____ Stored rows
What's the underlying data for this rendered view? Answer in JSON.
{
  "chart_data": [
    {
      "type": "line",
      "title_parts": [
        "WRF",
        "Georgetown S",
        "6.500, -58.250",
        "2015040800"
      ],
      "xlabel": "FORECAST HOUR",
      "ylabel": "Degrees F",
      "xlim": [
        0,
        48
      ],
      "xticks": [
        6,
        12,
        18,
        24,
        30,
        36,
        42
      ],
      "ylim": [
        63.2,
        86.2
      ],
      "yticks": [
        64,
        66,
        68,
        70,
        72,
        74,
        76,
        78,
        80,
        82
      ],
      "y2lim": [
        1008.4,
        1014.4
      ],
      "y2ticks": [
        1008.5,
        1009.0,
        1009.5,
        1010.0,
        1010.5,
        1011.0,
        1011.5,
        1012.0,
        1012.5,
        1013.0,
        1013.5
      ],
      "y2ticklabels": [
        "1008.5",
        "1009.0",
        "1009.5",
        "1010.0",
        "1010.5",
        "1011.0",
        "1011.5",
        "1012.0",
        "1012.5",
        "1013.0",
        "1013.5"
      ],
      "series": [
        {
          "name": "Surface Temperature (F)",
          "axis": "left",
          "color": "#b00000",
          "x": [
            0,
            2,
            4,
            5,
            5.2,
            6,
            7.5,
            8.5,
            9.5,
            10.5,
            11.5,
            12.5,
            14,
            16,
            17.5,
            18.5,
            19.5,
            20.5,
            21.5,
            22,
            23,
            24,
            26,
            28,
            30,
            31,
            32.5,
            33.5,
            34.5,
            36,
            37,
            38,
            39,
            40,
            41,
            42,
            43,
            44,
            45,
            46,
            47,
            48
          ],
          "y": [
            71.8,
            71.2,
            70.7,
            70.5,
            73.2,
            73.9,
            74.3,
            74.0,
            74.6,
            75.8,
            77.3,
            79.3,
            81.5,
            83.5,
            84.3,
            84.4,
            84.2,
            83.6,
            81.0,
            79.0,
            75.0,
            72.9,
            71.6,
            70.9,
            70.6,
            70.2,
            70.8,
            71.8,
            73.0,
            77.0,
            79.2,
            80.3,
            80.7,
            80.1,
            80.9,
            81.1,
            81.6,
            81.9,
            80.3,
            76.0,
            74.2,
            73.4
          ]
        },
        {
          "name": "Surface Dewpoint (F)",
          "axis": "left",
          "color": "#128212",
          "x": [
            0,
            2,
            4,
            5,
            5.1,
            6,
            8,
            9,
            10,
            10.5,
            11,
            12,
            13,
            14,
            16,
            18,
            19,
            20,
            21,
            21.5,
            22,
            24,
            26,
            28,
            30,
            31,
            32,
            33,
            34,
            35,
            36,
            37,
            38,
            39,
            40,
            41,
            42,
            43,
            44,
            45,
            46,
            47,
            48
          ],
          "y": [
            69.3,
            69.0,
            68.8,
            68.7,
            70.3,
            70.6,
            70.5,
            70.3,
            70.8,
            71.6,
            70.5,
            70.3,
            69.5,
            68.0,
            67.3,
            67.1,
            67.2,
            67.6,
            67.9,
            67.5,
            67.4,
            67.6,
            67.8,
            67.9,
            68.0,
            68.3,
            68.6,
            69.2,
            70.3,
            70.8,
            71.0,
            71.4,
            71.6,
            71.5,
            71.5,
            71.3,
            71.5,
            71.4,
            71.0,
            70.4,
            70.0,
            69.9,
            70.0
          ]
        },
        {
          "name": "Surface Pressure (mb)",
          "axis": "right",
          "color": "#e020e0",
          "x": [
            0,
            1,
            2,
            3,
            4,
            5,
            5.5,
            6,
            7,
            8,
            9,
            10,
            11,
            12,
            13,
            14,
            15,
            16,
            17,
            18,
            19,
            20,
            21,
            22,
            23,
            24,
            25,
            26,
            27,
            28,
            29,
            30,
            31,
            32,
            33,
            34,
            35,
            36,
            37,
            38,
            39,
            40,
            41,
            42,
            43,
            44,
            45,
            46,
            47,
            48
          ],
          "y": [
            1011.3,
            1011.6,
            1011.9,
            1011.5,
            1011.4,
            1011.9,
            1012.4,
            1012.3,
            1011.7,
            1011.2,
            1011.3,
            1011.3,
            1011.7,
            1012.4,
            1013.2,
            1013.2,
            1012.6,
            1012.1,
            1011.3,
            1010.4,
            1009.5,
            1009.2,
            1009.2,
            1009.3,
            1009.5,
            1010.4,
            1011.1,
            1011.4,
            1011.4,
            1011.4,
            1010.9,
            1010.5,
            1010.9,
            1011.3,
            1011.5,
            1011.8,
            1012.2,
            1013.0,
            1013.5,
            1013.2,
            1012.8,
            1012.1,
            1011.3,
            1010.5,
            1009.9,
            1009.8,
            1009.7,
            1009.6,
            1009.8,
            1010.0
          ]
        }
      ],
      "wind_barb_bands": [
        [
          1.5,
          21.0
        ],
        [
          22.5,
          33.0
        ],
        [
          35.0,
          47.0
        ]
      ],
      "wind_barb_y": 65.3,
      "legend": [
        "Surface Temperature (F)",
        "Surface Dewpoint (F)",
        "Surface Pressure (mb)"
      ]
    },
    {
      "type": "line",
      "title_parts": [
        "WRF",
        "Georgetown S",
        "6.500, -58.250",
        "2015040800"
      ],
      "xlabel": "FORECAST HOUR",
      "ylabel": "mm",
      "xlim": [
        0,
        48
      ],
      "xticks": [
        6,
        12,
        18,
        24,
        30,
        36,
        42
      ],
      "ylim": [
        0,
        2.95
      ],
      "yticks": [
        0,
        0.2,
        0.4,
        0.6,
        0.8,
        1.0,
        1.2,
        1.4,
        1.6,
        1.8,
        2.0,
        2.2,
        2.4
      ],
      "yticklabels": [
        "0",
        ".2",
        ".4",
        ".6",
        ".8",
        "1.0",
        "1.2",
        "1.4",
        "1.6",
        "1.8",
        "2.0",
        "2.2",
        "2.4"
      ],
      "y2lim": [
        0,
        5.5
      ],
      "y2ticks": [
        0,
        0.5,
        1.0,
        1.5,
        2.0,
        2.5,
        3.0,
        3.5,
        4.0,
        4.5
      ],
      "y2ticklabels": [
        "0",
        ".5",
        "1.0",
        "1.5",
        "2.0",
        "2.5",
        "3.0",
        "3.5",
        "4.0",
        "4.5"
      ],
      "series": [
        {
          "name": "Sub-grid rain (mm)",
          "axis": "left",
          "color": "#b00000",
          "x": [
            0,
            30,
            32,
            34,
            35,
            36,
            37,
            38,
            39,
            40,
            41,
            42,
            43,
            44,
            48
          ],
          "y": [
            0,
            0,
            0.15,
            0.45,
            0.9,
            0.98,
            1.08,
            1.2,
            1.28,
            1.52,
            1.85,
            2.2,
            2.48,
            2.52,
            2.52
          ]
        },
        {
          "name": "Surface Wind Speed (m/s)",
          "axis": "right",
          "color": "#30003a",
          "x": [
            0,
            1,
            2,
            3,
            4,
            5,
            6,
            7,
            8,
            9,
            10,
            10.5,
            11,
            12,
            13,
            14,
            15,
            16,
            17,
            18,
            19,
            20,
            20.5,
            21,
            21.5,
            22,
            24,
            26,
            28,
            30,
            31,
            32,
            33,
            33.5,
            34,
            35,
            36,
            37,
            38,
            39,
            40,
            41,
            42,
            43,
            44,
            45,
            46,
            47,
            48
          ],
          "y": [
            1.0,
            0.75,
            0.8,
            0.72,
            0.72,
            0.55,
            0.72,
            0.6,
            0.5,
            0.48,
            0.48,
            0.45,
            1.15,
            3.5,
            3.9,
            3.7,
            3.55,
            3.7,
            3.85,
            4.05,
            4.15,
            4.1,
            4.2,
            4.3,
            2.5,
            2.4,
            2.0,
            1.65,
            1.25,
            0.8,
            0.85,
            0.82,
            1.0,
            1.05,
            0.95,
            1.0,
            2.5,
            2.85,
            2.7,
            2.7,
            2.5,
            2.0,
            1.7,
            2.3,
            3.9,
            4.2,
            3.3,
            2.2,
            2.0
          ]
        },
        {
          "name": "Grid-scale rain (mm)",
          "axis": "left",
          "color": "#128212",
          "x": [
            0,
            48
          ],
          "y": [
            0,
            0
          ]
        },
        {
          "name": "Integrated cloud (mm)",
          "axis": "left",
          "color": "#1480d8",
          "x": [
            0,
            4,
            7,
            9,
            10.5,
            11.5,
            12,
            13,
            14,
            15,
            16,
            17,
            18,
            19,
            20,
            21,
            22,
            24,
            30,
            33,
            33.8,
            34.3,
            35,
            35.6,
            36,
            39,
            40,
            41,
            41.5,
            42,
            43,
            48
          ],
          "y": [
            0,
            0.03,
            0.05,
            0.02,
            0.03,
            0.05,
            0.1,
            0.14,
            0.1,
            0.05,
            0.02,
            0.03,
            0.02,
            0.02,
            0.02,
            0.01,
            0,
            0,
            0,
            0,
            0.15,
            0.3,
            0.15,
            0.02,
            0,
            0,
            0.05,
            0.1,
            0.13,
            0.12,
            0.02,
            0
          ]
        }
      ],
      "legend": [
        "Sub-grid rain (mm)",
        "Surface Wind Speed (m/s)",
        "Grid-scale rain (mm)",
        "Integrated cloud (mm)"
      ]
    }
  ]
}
________
> _Aim of the exercise_: Find every line above that contains the word "Integrated", and return each one.

> _Exercise result_:
          "name": "Integrated cloud (mm)",
        "Integrated cloud (mm)"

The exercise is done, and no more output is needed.